Stored records
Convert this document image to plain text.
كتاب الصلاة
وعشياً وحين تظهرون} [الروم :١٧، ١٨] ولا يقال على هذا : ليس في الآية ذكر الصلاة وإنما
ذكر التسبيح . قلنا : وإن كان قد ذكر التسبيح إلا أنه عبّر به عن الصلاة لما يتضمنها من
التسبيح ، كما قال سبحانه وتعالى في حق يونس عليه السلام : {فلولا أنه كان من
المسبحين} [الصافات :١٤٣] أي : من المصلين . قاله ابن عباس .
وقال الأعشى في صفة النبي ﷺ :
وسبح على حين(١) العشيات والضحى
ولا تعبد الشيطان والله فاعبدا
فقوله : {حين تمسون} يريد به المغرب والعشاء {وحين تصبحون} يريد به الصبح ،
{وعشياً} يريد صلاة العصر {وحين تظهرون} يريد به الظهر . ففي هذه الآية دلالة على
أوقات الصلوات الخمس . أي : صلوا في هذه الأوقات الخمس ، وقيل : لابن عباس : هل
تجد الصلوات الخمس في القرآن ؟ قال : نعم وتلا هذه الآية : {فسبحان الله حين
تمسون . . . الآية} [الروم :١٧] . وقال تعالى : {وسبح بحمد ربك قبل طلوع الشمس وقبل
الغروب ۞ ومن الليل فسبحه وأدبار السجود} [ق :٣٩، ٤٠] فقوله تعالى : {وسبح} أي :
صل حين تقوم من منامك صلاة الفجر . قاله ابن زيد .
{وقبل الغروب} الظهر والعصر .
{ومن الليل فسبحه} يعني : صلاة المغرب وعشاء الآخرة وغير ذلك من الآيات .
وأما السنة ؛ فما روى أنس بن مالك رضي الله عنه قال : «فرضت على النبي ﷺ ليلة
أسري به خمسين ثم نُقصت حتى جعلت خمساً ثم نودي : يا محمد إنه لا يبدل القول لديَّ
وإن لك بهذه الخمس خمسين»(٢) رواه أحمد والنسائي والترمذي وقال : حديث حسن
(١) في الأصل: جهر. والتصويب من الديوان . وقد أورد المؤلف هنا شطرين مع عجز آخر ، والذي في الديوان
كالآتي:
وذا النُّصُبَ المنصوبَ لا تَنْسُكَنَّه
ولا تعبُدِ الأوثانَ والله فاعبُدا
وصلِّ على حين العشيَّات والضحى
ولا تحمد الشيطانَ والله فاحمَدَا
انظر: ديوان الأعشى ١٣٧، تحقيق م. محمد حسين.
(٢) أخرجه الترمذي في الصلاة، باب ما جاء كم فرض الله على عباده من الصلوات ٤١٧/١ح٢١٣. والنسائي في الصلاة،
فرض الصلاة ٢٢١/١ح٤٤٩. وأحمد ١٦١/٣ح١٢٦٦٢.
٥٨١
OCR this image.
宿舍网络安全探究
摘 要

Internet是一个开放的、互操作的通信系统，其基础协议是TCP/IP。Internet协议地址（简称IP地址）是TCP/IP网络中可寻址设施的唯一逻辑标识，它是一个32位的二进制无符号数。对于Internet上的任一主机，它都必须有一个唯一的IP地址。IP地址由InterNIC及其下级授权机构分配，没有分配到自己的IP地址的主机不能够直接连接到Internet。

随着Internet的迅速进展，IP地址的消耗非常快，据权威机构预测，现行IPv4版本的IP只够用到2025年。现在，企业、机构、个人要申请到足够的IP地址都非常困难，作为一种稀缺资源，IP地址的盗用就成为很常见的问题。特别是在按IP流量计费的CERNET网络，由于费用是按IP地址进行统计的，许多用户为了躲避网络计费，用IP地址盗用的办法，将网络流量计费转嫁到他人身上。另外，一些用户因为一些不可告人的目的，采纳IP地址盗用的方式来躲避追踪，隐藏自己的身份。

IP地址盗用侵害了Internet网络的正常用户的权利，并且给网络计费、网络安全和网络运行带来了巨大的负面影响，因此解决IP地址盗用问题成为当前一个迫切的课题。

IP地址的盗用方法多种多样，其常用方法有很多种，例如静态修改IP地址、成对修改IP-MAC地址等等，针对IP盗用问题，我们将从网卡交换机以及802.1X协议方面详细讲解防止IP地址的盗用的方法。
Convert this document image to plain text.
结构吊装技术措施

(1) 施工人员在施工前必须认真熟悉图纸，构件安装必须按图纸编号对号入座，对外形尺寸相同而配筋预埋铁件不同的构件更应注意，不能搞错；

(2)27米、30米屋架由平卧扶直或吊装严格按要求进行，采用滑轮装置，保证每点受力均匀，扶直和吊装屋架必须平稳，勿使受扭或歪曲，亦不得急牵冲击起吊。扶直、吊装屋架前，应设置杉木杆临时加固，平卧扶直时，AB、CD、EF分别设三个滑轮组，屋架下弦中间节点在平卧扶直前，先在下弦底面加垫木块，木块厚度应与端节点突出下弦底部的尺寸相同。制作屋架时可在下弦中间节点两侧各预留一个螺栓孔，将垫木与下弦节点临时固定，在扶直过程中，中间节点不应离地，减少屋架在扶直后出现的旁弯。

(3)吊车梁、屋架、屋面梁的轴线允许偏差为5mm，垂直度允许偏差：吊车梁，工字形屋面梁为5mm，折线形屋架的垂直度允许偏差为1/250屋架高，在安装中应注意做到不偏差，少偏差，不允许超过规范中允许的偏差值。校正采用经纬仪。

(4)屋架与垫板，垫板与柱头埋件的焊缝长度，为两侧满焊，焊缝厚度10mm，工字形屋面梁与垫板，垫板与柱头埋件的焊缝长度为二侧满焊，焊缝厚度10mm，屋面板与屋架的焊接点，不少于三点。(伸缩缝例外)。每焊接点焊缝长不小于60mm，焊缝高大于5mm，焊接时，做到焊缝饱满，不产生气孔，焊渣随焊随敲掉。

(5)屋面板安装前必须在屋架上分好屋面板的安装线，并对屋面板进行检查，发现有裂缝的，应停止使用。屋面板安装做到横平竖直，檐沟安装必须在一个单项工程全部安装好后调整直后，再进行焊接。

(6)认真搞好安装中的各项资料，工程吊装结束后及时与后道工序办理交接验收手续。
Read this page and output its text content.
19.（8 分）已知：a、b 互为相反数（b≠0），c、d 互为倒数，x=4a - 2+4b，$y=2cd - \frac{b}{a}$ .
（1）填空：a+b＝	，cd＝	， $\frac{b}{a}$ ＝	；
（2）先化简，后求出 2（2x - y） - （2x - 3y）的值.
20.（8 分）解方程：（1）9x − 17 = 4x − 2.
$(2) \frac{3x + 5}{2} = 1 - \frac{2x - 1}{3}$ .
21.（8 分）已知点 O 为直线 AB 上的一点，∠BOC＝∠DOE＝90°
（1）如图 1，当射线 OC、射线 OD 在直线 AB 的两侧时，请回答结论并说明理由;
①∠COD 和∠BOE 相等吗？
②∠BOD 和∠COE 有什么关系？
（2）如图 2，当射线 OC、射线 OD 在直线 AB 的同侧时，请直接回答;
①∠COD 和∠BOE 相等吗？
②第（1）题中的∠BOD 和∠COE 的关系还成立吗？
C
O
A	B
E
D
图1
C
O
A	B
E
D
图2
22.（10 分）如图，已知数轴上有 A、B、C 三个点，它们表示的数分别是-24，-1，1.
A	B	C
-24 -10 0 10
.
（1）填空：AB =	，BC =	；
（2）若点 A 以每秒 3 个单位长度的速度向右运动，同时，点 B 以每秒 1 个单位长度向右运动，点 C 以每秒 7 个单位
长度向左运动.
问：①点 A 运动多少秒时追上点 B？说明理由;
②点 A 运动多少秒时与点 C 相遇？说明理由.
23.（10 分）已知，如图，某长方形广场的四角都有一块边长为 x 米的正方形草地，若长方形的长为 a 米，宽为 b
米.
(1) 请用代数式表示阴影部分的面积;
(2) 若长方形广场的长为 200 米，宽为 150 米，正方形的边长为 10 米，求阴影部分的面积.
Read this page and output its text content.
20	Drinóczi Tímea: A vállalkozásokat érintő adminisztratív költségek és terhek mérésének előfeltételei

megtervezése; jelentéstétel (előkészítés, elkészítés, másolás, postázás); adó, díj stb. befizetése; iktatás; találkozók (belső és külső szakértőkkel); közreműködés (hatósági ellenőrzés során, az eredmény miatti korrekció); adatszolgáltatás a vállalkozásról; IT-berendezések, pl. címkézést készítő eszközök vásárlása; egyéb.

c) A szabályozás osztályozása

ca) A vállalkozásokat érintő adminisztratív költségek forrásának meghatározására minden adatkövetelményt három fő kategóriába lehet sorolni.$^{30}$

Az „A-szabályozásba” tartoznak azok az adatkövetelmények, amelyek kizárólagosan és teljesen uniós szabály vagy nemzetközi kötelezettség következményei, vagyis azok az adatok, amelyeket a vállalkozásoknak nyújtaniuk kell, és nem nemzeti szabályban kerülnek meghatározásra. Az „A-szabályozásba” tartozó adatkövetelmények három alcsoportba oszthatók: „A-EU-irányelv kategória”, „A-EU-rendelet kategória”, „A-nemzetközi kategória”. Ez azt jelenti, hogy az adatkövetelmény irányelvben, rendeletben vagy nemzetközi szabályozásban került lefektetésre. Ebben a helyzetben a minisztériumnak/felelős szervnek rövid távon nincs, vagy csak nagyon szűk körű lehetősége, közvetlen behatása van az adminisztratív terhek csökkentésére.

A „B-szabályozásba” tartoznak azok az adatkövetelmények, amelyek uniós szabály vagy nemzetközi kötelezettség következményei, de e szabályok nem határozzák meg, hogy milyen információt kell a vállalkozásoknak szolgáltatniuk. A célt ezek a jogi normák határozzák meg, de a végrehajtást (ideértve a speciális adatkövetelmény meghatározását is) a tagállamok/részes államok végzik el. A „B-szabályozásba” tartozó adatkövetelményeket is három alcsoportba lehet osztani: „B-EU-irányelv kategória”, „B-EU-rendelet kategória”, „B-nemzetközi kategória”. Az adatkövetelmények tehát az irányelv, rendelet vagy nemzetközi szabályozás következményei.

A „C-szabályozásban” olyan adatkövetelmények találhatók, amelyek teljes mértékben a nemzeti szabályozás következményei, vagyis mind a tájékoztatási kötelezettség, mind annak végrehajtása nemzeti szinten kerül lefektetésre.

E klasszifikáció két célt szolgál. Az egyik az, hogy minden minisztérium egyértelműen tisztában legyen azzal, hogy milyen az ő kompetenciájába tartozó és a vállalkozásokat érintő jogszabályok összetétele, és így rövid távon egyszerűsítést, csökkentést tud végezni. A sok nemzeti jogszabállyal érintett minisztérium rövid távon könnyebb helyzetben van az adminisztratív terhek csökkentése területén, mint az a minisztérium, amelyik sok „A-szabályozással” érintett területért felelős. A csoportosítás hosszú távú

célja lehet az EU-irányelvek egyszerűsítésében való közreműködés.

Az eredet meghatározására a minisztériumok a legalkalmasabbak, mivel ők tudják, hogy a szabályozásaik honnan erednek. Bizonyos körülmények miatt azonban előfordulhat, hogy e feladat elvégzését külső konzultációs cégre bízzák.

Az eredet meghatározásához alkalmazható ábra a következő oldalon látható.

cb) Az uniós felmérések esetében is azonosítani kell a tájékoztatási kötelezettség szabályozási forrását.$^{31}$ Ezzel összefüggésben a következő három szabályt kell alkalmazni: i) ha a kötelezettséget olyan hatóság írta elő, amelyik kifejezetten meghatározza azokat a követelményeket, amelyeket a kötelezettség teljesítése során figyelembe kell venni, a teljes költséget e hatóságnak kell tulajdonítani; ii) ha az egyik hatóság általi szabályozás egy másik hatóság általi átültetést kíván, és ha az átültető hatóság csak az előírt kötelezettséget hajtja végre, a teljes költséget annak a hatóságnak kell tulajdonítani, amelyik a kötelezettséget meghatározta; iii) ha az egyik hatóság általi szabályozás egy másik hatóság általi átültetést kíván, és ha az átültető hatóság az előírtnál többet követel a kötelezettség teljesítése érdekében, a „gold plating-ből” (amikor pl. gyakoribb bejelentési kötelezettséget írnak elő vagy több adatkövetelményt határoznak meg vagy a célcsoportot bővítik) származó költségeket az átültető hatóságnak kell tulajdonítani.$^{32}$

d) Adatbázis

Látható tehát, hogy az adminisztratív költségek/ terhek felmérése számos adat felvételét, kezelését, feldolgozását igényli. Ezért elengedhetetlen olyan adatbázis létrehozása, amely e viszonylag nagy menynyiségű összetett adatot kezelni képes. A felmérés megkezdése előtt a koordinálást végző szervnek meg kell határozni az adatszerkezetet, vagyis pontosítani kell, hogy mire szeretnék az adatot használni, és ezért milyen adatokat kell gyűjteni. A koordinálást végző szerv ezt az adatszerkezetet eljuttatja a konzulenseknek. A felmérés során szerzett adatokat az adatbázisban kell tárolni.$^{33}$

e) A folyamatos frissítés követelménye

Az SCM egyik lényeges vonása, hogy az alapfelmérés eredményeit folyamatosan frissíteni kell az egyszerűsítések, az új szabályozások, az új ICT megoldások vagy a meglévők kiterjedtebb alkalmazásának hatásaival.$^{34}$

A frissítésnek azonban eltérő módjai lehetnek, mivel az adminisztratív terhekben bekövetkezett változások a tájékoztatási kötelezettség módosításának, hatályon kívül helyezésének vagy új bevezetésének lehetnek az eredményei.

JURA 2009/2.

__Exercise details__:
Scan the material for lines with the word "يريد", and copy each line you find.

__Completed exercise__:
فقوله : {حين تمسون} يريد به المغرب والعشاء {وحين تصبحون} يريد به الصبح ،
{وعشياً} يريد صلاة العصر {وحين تظهرون} يريد به الظهر . ففي هذه الآية دلالة على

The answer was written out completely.